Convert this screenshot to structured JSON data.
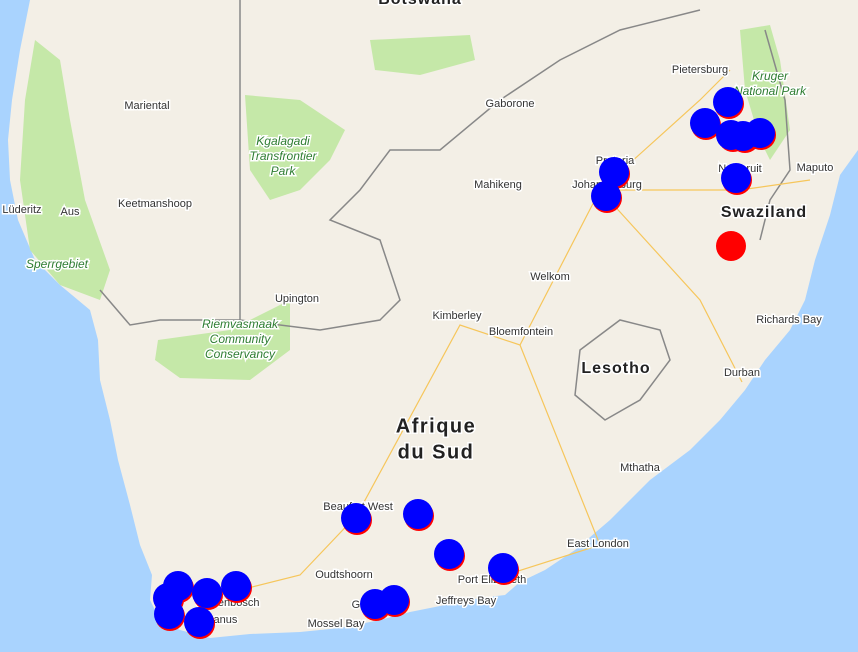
{
  "country_label": [
    "Afrique",
    "du Sud"
  ],
  "region_labels": {
    "botswana": "Botswana",
    "swaziland": "Swaziland",
    "lesotho": "Lesotho"
  },
  "park_labels": {
    "kruger": [
      "Kruger",
      "National Park"
    ],
    "kgalagadi": [
      "Kgalagadi",
      "Transfrontier",
      "Park"
    ],
    "sperrgebiet": "Sperrgebiet",
    "riemvasmaak": [
      "Riemvasmaak",
      "Community",
      "Conservancy"
    ]
  },
  "cities": [
    "Pietersburg",
    "Mariental",
    "Gaborone",
    "Pretoria",
    "Johannesburg",
    "Mahikeng",
    "Maputo",
    "Nelspruit",
    "Lüderitz",
    "Aus",
    "Keetmanshoop",
    "Welkom",
    "Upington",
    "Richards Bay",
    "Kimberley",
    "Bloemfontein",
    "Durban",
    "Mthatha",
    "Beaufort West",
    "East London",
    "Oudtshoorn",
    "Port Elizabeth",
    "Jeffreys Bay",
    "George",
    "Mossel Bay",
    "Stellenbosch",
    "Hermanus"
  ]
}
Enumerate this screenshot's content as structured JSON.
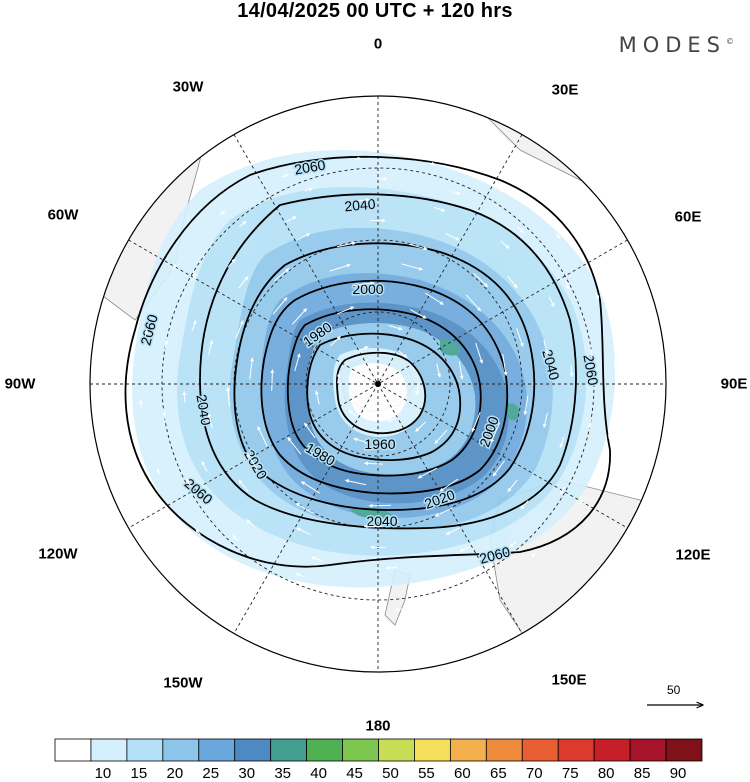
{
  "header": {
    "title": "14/04/2025  00 UTC  + 120 hrs",
    "brand": "MODES",
    "brand_mark": "©"
  },
  "longitudes": [
    "0",
    "30E",
    "60E",
    "90E",
    "120E",
    "150E",
    "180",
    "150W",
    "120W",
    "90W",
    "60W",
    "30W"
  ],
  "contours": {
    "levels": [
      "1960",
      "1980",
      "2000",
      "2020",
      "2040",
      "2060"
    ],
    "labels": [
      {
        "text": "2060",
        "id": "c2060_a"
      },
      {
        "text": "2040",
        "id": "c2040_a"
      },
      {
        "text": "2000",
        "id": "c2000_a"
      },
      {
        "text": "1980",
        "id": "c1980_a"
      },
      {
        "text": "2060",
        "id": "c2060_b"
      },
      {
        "text": "2040",
        "id": "c2040_b"
      },
      {
        "text": "2040",
        "id": "c2040_c"
      },
      {
        "text": "2060",
        "id": "c2060_c"
      },
      {
        "text": "1960",
        "id": "c1960_a"
      },
      {
        "text": "1980",
        "id": "c1980_b"
      },
      {
        "text": "2020",
        "id": "c2020_a"
      },
      {
        "text": "2000",
        "id": "c2000_b"
      },
      {
        "text": "2060",
        "id": "c2060_d"
      },
      {
        "text": "2020",
        "id": "c2020_b"
      },
      {
        "text": "2040",
        "id": "c2040_d"
      },
      {
        "text": "2060",
        "id": "c2060_e"
      }
    ]
  },
  "colorbar": {
    "ticks": [
      "10",
      "15",
      "20",
      "25",
      "30",
      "35",
      "40",
      "45",
      "50",
      "55",
      "60",
      "65",
      "70",
      "75",
      "80",
      "85",
      "90"
    ],
    "colors": [
      "#ffffff",
      "#d4f0fc",
      "#b4e1f7",
      "#8ec6eb",
      "#6aa7dc",
      "#4d8ac4",
      "#409f8e",
      "#4eb152",
      "#7dc650",
      "#c6dd55",
      "#f6df5b",
      "#f4b04c",
      "#ee8a3b",
      "#e95e33",
      "#dc3a2d",
      "#c61f2a",
      "#a7142a",
      "#7f1118"
    ]
  },
  "vector_key": {
    "label": "50"
  },
  "legend_colors": {
    "land": "#f2f2f2",
    "contour": "#000000",
    "arrow": "#ffffff"
  }
}
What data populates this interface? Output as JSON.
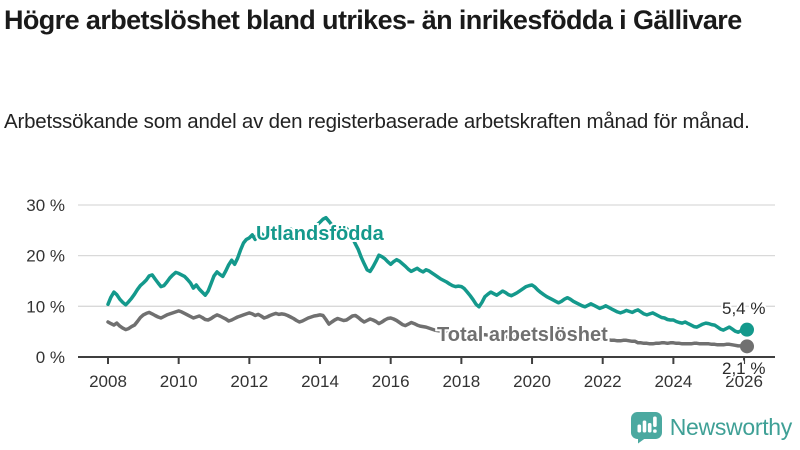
{
  "header": {
    "title": "Högre arbetslöshet bland utrikes- än inrikesfödda i Gällivare",
    "subtitle": "Arbetssökande som andel av den registerbaserade arbetskraften månad för månad."
  },
  "footer": {
    "brand": "Newsworthy"
  },
  "colors": {
    "foreign_born_line": "#14998c",
    "total_line": "#707070",
    "gridline": "#d9d9d9",
    "axis": "#3f3f3f",
    "brand_teal": "#4ba9a0"
  },
  "chart_data": {
    "type": "line",
    "title": "Högre arbetslöshet bland utrikes- än inrikesfödda i Gällivare",
    "subtitle": "Arbetssökande som andel av den registerbaserade arbetskraften månad för månad.",
    "frequency": "monthly",
    "x_start": "2008-01",
    "x_end": "2026-02",
    "x_tick_years": [
      2008,
      2010,
      2012,
      2014,
      2016,
      2018,
      2020,
      2022,
      2024,
      2026
    ],
    "y_ticks": [
      0,
      10,
      20,
      30
    ],
    "y_tick_labels": [
      "0 %",
      "10 %",
      "20 %",
      "30 %"
    ],
    "ylim": [
      0,
      33
    ],
    "grid": "horizontal",
    "legend_position": "inline-labels",
    "series": [
      {
        "name": "Utlandsfödda",
        "color": "#14998c",
        "end_label": "5,4 %",
        "end_value": 5.4,
        "values": [
          10.4,
          11.8,
          12.8,
          12.3,
          11.4,
          10.8,
          10.3,
          10.9,
          11.6,
          12.4,
          13.3,
          14.1,
          14.6,
          15.2,
          16.0,
          16.2,
          15.4,
          14.6,
          13.9,
          14.1,
          14.8,
          15.6,
          16.2,
          16.7,
          16.5,
          16.2,
          15.9,
          15.3,
          14.6,
          13.6,
          14.2,
          13.4,
          12.8,
          12.2,
          13.0,
          14.5,
          16.0,
          16.8,
          16.3,
          15.9,
          17.0,
          18.2,
          19.1,
          18.3,
          19.5,
          21.1,
          22.5,
          23.2,
          23.5,
          24.1,
          23.2,
          24.7,
          24.4,
          23.8,
          23.4,
          23.9,
          24.6,
          25.1,
          24.4,
          23.8,
          24.2,
          24.8,
          25.3,
          24.7,
          24.1,
          23.6,
          23.2,
          23.8,
          24.5,
          25.0,
          25.6,
          26.1,
          26.6,
          27.2,
          27.5,
          26.8,
          26.1,
          25.4,
          24.8,
          25.3,
          25.9,
          25.4,
          24.6,
          23.5,
          22.3,
          21.2,
          19.7,
          18.4,
          17.2,
          16.9,
          17.8,
          18.9,
          20.1,
          19.8,
          19.4,
          18.8,
          18.3,
          18.8,
          19.2,
          18.9,
          18.4,
          17.9,
          17.3,
          16.9,
          17.2,
          17.5,
          17.1,
          16.8,
          17.2,
          17.0,
          16.6,
          16.2,
          15.8,
          15.4,
          15.1,
          14.8,
          14.4,
          14.1,
          13.9,
          14.0,
          13.9,
          13.5,
          12.8,
          12.1,
          11.3,
          10.4,
          9.9,
          10.8,
          11.9,
          12.4,
          12.8,
          12.5,
          12.2,
          12.6,
          13.0,
          12.7,
          12.3,
          12.1,
          12.4,
          12.7,
          13.1,
          13.5,
          13.9,
          14.1,
          14.2,
          13.8,
          13.2,
          12.7,
          12.3,
          11.9,
          11.6,
          11.3,
          11.0,
          10.7,
          11.0,
          11.4,
          11.7,
          11.4,
          11.0,
          10.7,
          10.4,
          10.1,
          9.9,
          10.2,
          10.5,
          10.2,
          9.9,
          9.6,
          9.8,
          10.1,
          9.8,
          9.5,
          9.2,
          8.9,
          8.7,
          8.9,
          9.2,
          9.0,
          8.8,
          9.1,
          9.3,
          8.9,
          8.5,
          8.3,
          8.5,
          8.7,
          8.4,
          8.1,
          7.8,
          7.7,
          7.4,
          7.3,
          7.3,
          7.0,
          6.8,
          6.7,
          6.9,
          6.6,
          6.3,
          6.0,
          5.9,
          6.2,
          6.5,
          6.7,
          6.6,
          6.4,
          6.3,
          5.9,
          5.5,
          5.3,
          5.6,
          5.9,
          5.5,
          5.1,
          4.9,
          5.2,
          5.6,
          5.4
        ]
      },
      {
        "name": "Total arbetslöshet",
        "color": "#707070",
        "end_label": "2,1 %",
        "end_value": 2.1,
        "values": [
          6.9,
          6.6,
          6.3,
          6.7,
          6.1,
          5.7,
          5.4,
          5.6,
          6.0,
          6.3,
          7.0,
          7.8,
          8.3,
          8.6,
          8.8,
          8.5,
          8.2,
          7.9,
          7.7,
          8.0,
          8.3,
          8.5,
          8.7,
          8.9,
          9.1,
          8.9,
          8.6,
          8.3,
          8.0,
          7.7,
          7.9,
          8.1,
          7.8,
          7.4,
          7.3,
          7.6,
          8.0,
          8.3,
          8.1,
          7.8,
          7.5,
          7.1,
          7.3,
          7.6,
          7.9,
          8.1,
          8.3,
          8.5,
          8.7,
          8.5,
          8.2,
          8.4,
          8.1,
          7.7,
          7.9,
          8.2,
          8.4,
          8.6,
          8.4,
          8.5,
          8.4,
          8.2,
          7.9,
          7.6,
          7.2,
          6.9,
          7.1,
          7.4,
          7.7,
          7.9,
          8.1,
          8.2,
          8.3,
          8.2,
          7.4,
          6.5,
          6.9,
          7.3,
          7.6,
          7.4,
          7.2,
          7.3,
          7.7,
          8.1,
          8.2,
          7.8,
          7.3,
          6.9,
          7.2,
          7.5,
          7.3,
          7.0,
          6.6,
          6.9,
          7.3,
          7.6,
          7.7,
          7.5,
          7.2,
          6.8,
          6.4,
          6.2,
          6.5,
          6.8,
          6.6,
          6.3,
          6.1,
          6.0,
          5.9,
          5.7,
          5.5,
          5.3,
          5.2,
          5.1,
          5.0,
          5.1,
          5.2,
          5.1,
          5.0,
          4.9,
          4.8,
          4.7,
          4.5,
          4.3,
          4.2,
          4.1,
          4.2,
          4.3,
          4.4,
          4.3,
          4.2,
          4.2,
          4.3,
          4.2,
          4.1,
          4.0,
          3.9,
          3.9,
          4.0,
          4.1,
          4.2,
          4.1,
          4.1,
          4.2,
          4.3,
          4.4,
          4.6,
          4.8,
          4.7,
          4.6,
          4.5,
          4.4,
          4.4,
          4.3,
          4.3,
          4.2,
          4.2,
          4.1,
          4.0,
          3.9,
          3.8,
          3.7,
          3.7,
          3.8,
          3.8,
          3.7,
          3.6,
          3.6,
          3.5,
          3.5,
          3.4,
          3.3,
          3.3,
          3.2,
          3.2,
          3.3,
          3.3,
          3.2,
          3.1,
          3.1,
          2.8,
          2.8,
          2.7,
          2.7,
          2.6,
          2.6,
          2.7,
          2.7,
          2.8,
          2.8,
          2.7,
          2.8,
          2.8,
          2.7,
          2.7,
          2.6,
          2.6,
          2.6,
          2.6,
          2.7,
          2.7,
          2.6,
          2.6,
          2.6,
          2.6,
          2.5,
          2.5,
          2.4,
          2.4,
          2.4,
          2.5,
          2.5,
          2.4,
          2.3,
          2.2,
          2.2,
          2.2,
          2.1
        ]
      }
    ]
  }
}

→ **What is required**
Pick out each line containing the string "this" and copy it.

→ **Expected output**
Convert this screenshot to structured JSON data.
Enumerate this screenshot's content as structured JSON.
What data populates this interface? Output as JSON.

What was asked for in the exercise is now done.